Go through the listing and return every line with "naturelle" in it.
::: Provided data
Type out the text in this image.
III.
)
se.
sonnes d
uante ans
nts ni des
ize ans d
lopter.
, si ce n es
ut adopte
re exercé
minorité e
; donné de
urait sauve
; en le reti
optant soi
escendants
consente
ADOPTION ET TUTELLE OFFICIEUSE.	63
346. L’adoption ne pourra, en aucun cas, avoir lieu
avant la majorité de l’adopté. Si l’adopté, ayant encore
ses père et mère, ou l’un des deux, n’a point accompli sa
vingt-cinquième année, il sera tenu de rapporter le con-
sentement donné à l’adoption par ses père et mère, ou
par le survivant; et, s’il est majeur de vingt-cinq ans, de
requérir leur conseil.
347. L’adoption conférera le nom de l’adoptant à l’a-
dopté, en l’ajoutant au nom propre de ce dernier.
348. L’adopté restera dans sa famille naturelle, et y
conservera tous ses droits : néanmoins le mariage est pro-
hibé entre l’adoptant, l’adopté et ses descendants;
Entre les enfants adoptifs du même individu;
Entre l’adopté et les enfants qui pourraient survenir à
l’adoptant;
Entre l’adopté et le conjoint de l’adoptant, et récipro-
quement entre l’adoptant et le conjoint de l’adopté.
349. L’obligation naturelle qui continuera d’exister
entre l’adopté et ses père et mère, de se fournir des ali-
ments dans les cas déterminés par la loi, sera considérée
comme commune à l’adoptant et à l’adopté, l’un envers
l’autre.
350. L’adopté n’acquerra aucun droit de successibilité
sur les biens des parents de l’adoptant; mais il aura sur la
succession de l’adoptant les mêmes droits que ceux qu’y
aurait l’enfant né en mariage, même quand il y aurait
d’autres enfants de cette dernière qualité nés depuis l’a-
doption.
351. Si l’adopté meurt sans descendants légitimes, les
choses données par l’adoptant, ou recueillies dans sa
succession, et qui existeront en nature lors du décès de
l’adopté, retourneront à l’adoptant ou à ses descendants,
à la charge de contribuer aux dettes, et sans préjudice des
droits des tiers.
::::::
● **Answer**:
348. L’adopté restera dans sa famille naturelle, et y
349. L’obligation naturelle qui continuera d’exister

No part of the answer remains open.